**SET TASK:** Word for word, restate every line of the material.
----
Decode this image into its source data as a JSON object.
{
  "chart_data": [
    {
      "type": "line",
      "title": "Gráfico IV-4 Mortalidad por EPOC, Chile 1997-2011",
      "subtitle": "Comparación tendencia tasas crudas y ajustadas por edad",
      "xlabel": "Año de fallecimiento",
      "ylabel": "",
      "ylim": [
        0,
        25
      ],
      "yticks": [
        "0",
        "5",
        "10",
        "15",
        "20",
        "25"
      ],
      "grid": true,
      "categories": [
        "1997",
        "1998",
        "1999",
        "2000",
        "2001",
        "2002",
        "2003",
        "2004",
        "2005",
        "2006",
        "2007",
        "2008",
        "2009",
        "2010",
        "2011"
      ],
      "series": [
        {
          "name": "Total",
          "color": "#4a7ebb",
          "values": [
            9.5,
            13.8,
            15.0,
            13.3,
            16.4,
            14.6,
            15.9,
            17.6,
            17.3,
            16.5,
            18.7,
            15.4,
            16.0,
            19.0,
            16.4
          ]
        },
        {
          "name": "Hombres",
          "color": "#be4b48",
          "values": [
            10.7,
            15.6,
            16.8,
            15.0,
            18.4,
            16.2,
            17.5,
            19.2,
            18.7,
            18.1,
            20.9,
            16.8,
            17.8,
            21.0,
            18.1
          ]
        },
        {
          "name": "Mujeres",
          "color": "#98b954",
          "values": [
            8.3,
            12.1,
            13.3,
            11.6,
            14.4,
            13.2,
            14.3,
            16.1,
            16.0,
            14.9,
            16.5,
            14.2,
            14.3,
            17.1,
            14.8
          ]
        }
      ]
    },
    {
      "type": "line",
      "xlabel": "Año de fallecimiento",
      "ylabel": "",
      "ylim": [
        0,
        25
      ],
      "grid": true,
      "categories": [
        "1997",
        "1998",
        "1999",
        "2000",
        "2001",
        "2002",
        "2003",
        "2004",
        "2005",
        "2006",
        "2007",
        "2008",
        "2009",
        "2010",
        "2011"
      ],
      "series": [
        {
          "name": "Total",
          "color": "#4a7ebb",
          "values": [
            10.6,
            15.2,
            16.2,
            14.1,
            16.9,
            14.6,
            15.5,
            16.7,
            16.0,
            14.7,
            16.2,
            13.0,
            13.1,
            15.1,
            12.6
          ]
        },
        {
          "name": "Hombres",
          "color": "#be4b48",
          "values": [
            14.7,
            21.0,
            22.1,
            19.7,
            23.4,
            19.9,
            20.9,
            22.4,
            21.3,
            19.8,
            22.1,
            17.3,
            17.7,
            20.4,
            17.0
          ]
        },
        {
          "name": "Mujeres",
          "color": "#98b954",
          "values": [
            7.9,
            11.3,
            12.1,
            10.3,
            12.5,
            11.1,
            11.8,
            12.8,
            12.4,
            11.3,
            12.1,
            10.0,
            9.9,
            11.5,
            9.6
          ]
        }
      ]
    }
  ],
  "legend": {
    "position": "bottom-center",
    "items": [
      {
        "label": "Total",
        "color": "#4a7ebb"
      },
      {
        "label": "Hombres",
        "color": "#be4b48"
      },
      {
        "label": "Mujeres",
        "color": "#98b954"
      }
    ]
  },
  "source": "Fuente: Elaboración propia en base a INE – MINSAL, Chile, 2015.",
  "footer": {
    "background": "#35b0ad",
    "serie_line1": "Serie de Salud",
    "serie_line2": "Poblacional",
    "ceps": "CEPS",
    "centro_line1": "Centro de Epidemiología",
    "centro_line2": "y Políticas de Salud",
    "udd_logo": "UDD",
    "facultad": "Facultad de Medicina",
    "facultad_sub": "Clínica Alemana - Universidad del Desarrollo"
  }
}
----
**EXERCISE SOLUTION:**
Decode this image into its source data as a JSON object.
{
  "chart_data": [
    {
      "type": "line",
      "title": "Gráfico IV-4 Mortalidad por EPOC, Chile 1997-2011",
      "subtitle": "Comparación tendencia tasas crudas y ajustadas por edad",
      "xlabel": "Año de fallecimiento",
      "ylabel": "",
      "ylim": [
        0,
        25
      ],
      "yticks": [
        "0",
        "5",
        "10",
        "15",
        "20",
        "25"
      ],
      "grid": true,
      "categories": [
        "1997",
        "1998",
        "1999",
        "2000",
        "2001",
        "2002",
        "2003",
        "2004",
        "2005",
        "2006",
        "2007",
        "2008",
        "2009",
        "2010",
        "2011"
      ],
      "series": [
        {
          "name": "Total",
          "color": "#4a7ebb",
          "values": [
            9.5,
            13.8,
            15.0,
            13.3,
            16.4,
            14.6,
            15.9,
            17.6,
            17.3,
            16.5,
            18.7,
            15.4,
            16.0,
            19.0,
            16.4
          ]
        },
        {
          "name": "Hombres",
          "color": "#be4b48",
          "values": [
            10.7,
            15.6,
            16.8,
            15.0,
            18.4,
            16.2,
            17.5,
            19.2,
            18.7,
            18.1,
            20.9,
            16.8,
            17.8,
            21.0,
            18.1
          ]
        },
        {
          "name": "Mujeres",
          "color": "#98b954",
          "values": [
            8.3,
            12.1,
            13.3,
            11.6,
            14.4,
            13.2,
            14.3,
            16.1,
            16.0,
            14.9,
            16.5,
            14.2,
            14.3,
            17.1,
            14.8
          ]
        }
      ]
    },
    {
      "type": "line",
      "xlabel": "Año de fallecimiento",
      "ylabel": "",
      "ylim": [
        0,
        25
      ],
      "grid": true,
      "categories": [
        "1997",
        "1998",
        "1999",
        "2000",
        "2001",
        "2002",
        "2003",
        "2004",
        "2005",
        "2006",
        "2007",
        "2008",
        "2009",
        "2010",
        "2011"
      ],
      "series": [
        {
          "name": "Total",
          "color": "#4a7ebb",
          "values": [
            10.6,
            15.2,
            16.2,
            14.1,
            16.9,
            14.6,
            15.5,
            16.7,
            16.0,
            14.7,
            16.2,
            13.0,
            13.1,
            15.1,
            12.6
          ]
        },
        {
          "name": "Hombres",
          "color": "#be4b48",
          "values": [
            14.7,
            21.0,
            22.1,
            19.7,
            23.4,
            19.9,
            20.9,
            22.4,
            21.3,
            19.8,
            22.1,
            17.3,
            17.7,
            20.4,
            17.0
          ]
        },
        {
          "name": "Mujeres",
          "color": "#98b954",
          "values": [
            7.9,
            11.3,
            12.1,
            10.3,
            12.5,
            11.1,
            11.8,
            12.8,
            12.4,
            11.3,
            12.1,
            10.0,
            9.9,
            11.5,
            9.6
          ]
        }
      ]
    }
  ],
  "legend": {
    "position": "bottom-center",
    "items": [
      {
        "label": "Total",
        "color": "#4a7ebb"
      },
      {
        "label": "Hombres",
        "color": "#be4b48"
      },
      {
        "label": "Mujeres",
        "color": "#98b954"
      }
    ]
  },
  "source": "Fuente: Elaboración propia en base a INE – MINSAL, Chile, 2015.",
  "footer": {
    "background": "#35b0ad",
    "serie_line1": "Serie de Salud",
    "serie_line2": "Poblacional",
    "ceps": "CEPS",
    "centro_line1": "Centro de Epidemiología",
    "centro_line2": "y Políticas de Salud",
    "udd_logo": "UDD",
    "facultad": "Facultad de Medicina",
    "facultad_sub": "Clínica Alemana - Universidad del Desarrollo"
  }
}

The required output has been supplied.